_WHAT TO PRODUCE_
Find every line below that contains the word "text", matching case, and copy each of those lines.

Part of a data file
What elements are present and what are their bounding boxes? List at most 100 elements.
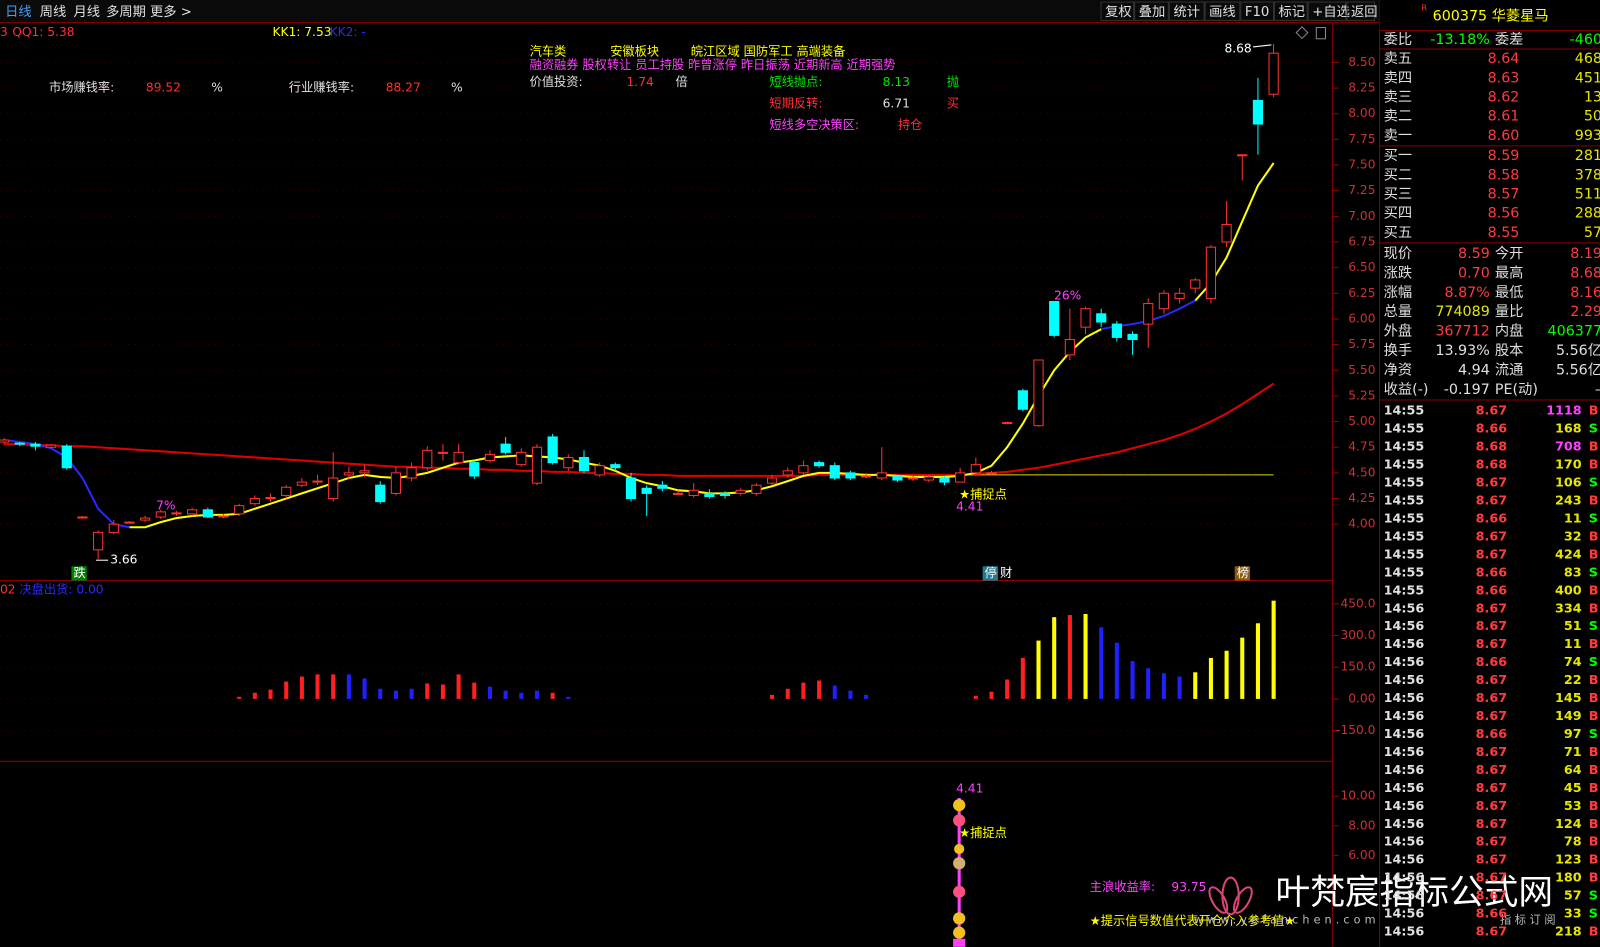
bar [1193, 672, 1198, 699]
y-tick-label: -150.0 [1336, 723, 1375, 737]
toolbar-button[interactable] [1307, 1, 1347, 21]
tick-price: 8.68 [1476, 440, 1508, 455]
tick-volume: 57 [1564, 889, 1582, 904]
bar [440, 684, 445, 699]
window-icon[interactable] [1315, 27, 1327, 40]
candle-body [265, 496, 276, 500]
tick-volume: 424 [1555, 547, 1582, 562]
toolbar-button-label[interactable]: 叠加 [1139, 4, 1166, 20]
toolbar-button-label[interactable]: 标记 [1279, 4, 1306, 20]
tick-side: B [1589, 529, 1599, 544]
toolbar-tab[interactable]: 日线 [5, 4, 32, 20]
toolbar-button[interactable] [1240, 1, 1274, 21]
tick-side: B [1589, 691, 1599, 706]
toolbar-button[interactable] [1273, 1, 1308, 21]
book-volume: 451 [1575, 70, 1600, 86]
bar [456, 674, 461, 699]
toolbar-button[interactable] [1100, 1, 1135, 21]
book-label: 卖二 [1384, 108, 1413, 125]
tick-price: 8.66 [1476, 422, 1508, 437]
bar [864, 694, 869, 699]
tick-side: B [1589, 835, 1599, 850]
y-tick-label: 4.25 [1348, 491, 1375, 505]
toolbar-button[interactable] [1346, 1, 1375, 21]
candle-body [641, 487, 652, 494]
tick-volume: 334 [1555, 601, 1582, 616]
quote-header-bg [1379, 0, 1600, 31]
y-tick-label: 5.00 [1348, 414, 1375, 428]
info-text: 买 [947, 97, 959, 111]
annotation: ★提示信号数值代表开仓介入参考值★ [1090, 913, 1295, 928]
toolbar-button-label[interactable]: 返回 [1351, 4, 1378, 20]
tick-side: S [1589, 655, 1598, 670]
candle-body [1158, 292, 1170, 310]
toolbar-tab[interactable]: 多周期 [106, 3, 146, 20]
annotation: 4.41 [956, 781, 983, 795]
tick-side: B [1589, 709, 1599, 724]
annotation: 26% [1054, 288, 1081, 302]
candle-body [547, 436, 558, 464]
quote-value: -13.18% [1430, 32, 1490, 48]
toolbar-button-label[interactable]: 画线 [1209, 4, 1236, 20]
toolbar-tab[interactable]: 周线 [40, 4, 67, 20]
candle-body [1111, 323, 1122, 338]
toolbar-button-label[interactable]: 复权 [1105, 3, 1132, 20]
arrow [1252, 44, 1272, 48]
tick-side: B [1589, 853, 1599, 868]
info-text: % [451, 80, 463, 94]
tick-volume: 11 [1564, 511, 1582, 526]
info-text: 88.27 [386, 80, 421, 94]
tick-volume: 180 [1555, 871, 1582, 886]
candle-body [1205, 246, 1217, 299]
candle-body [312, 480, 323, 483]
candle-body [1064, 338, 1075, 356]
window-icon[interactable] [1295, 26, 1309, 40]
y-tick-label: 5.25 [1348, 388, 1375, 402]
tick-volume: 53 [1564, 799, 1582, 814]
indicator-label: QQ1: 5.38 [12, 25, 74, 39]
tick-volume: 243 [1555, 494, 1582, 509]
book-volume: 50 [1584, 109, 1600, 125]
bar [1036, 640, 1041, 699]
tick-price: 8.67 [1476, 799, 1507, 814]
bar [409, 688, 414, 699]
candle-body [1237, 154, 1248, 157]
toolbar-button-label[interactable]: F10 [1245, 5, 1269, 20]
quote-value: 4.94 [1458, 362, 1490, 378]
quote-label: 净资 [1384, 361, 1413, 378]
quote-value: 8.19 [1570, 246, 1600, 262]
toolbar-button[interactable] [1134, 1, 1169, 21]
toolbar-tab[interactable]: 月线 [73, 4, 100, 20]
tick-volume: 1118 [1546, 404, 1582, 419]
bar [817, 680, 822, 699]
tick-price: 8.67 [1476, 637, 1507, 652]
toolbar-tab[interactable]: 更多 > [150, 3, 192, 20]
candle-body [343, 472, 354, 476]
quote-value: -0.197 [1444, 382, 1490, 398]
bar [534, 690, 540, 699]
bar [770, 694, 775, 699]
book-price: 8.58 [1488, 167, 1520, 183]
quote-label: 量比 [1495, 303, 1524, 320]
tick-side: B [1589, 601, 1599, 616]
tick-price: 8.67 [1476, 817, 1507, 832]
tick-side: B [1589, 745, 1599, 760]
tick-time: 14:55 [1384, 529, 1425, 544]
bar [973, 695, 978, 699]
quote-label: 最低 [1495, 284, 1524, 301]
toolbar-button-label[interactable]: +自选 [1312, 4, 1350, 20]
candle-body [955, 472, 966, 483]
info-text: 89.52 [146, 80, 181, 94]
tick-price: 8.67 [1476, 404, 1507, 419]
tick-time: 14:55 [1384, 494, 1425, 509]
tick-side: S [1589, 619, 1598, 634]
candle-body [77, 516, 88, 519]
toolbar-button-label[interactable]: 统计 [1173, 4, 1200, 20]
info-text: 短线多空决策区: [769, 117, 859, 132]
toolbar-button[interactable] [1204, 1, 1241, 21]
tick-time: 14:56 [1384, 673, 1425, 688]
info-text: 融资融券 股权转让 员工持股 昨曾涨停 昨日振荡 近期新高 近期强势 [530, 57, 896, 72]
toolbar-button[interactable] [1168, 1, 1205, 21]
candle-body [939, 477, 950, 483]
y-tick-label: 150.0 [1340, 660, 1375, 674]
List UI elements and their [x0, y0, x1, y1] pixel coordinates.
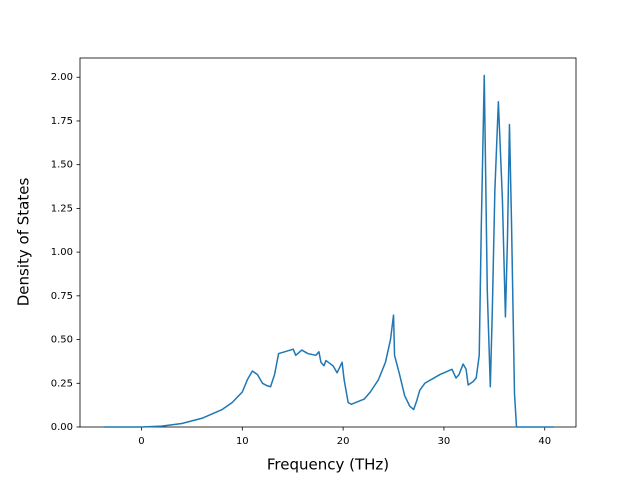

_OUTPUT BELOW_
info-text: 买 [947, 97, 959, 111]
info-text: % [451, 80, 463, 94]
info-text: 88.27 [386, 80, 421, 94]
info-text: 89.52 [146, 80, 181, 94]
info-text: 短线多空决策区: [769, 117, 859, 132]
info-text: 融资融券 股权转让 员工持股 昨曾涨停 昨日振荡 近期新高 近期强势 [530, 57, 896, 72]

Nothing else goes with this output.